> [Exercise aim]
Only the number is wanted: tally the lines below that contain the word "Country".
— Start of Supplied data —
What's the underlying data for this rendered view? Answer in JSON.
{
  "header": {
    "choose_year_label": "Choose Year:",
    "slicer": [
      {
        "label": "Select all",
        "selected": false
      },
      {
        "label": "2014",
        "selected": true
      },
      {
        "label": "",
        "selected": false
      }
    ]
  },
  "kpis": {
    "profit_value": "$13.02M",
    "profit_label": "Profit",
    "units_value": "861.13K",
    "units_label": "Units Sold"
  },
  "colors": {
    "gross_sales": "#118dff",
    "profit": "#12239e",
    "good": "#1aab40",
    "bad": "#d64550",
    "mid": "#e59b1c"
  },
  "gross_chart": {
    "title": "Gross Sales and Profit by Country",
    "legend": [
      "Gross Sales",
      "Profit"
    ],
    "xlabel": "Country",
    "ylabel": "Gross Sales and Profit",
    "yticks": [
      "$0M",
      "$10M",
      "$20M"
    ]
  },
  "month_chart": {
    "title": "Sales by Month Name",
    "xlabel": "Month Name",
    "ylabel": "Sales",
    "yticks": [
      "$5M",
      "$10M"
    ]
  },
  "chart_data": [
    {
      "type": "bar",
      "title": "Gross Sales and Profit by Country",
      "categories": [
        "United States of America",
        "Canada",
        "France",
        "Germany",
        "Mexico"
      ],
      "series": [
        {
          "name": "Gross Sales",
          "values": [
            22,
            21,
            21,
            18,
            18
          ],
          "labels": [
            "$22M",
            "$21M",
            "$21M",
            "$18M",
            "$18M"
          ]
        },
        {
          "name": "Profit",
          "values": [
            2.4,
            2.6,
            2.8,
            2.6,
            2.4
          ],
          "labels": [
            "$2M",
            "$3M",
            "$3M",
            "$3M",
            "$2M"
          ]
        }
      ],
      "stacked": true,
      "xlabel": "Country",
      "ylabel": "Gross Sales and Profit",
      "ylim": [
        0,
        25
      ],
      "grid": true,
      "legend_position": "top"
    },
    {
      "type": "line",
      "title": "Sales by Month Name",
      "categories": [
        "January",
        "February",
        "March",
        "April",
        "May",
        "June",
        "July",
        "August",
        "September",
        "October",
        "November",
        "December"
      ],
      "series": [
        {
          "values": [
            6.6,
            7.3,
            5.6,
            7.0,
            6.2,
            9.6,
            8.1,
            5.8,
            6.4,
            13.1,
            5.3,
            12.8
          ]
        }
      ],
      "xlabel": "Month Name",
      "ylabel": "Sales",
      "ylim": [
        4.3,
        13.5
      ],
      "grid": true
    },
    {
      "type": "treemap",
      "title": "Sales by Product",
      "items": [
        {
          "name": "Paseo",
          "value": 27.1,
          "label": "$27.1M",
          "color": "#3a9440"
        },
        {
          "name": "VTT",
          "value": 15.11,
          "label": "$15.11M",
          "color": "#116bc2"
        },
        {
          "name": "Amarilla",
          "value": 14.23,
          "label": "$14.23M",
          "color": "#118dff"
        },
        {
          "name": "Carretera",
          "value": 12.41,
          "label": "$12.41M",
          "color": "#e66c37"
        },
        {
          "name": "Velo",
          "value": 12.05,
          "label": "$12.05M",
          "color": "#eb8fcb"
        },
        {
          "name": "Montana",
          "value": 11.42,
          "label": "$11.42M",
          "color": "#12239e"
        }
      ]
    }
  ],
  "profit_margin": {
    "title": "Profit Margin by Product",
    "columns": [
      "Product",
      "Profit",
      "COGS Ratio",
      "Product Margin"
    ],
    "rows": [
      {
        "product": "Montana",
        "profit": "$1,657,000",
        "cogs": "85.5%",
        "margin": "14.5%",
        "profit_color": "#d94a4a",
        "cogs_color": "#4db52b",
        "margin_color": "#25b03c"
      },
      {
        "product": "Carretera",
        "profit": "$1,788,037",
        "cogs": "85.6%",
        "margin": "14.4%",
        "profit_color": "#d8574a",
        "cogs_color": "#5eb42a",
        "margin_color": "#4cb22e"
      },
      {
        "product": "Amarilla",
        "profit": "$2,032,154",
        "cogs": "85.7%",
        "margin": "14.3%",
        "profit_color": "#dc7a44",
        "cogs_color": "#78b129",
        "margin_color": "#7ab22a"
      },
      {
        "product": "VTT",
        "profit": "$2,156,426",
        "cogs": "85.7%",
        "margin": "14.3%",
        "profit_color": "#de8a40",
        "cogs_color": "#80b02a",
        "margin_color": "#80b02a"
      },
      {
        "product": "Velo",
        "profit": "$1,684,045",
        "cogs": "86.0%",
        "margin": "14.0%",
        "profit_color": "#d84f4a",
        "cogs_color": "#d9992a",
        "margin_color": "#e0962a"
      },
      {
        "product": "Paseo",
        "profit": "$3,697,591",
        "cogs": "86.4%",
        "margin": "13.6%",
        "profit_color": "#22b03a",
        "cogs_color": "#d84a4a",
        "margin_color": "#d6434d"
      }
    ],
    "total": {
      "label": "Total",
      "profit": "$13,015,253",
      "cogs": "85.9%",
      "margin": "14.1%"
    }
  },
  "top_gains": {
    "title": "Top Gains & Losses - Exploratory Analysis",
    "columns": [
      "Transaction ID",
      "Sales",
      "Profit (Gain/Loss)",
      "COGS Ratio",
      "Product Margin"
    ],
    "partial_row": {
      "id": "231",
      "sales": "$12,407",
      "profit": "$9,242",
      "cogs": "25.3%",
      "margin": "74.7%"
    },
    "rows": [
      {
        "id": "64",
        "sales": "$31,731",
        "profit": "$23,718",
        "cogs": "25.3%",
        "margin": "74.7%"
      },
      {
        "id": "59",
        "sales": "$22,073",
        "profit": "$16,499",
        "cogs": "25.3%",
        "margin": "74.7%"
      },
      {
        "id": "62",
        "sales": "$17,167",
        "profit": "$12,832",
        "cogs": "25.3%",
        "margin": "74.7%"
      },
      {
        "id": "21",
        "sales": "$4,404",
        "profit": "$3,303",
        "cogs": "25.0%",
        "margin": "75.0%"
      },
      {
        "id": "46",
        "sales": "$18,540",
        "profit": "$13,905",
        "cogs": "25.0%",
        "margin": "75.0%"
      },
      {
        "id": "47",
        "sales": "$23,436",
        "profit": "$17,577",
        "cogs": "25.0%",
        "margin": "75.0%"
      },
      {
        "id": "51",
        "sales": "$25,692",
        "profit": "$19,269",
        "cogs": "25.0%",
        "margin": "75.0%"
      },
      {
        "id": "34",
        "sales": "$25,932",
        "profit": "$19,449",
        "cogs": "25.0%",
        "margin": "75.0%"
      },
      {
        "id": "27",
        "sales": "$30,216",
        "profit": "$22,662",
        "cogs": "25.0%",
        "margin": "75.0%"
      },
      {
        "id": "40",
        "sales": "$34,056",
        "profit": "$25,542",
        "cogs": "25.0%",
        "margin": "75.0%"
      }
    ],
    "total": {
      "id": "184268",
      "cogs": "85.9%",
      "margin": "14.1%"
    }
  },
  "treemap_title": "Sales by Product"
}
— End of Supplied data —
> [Output]
4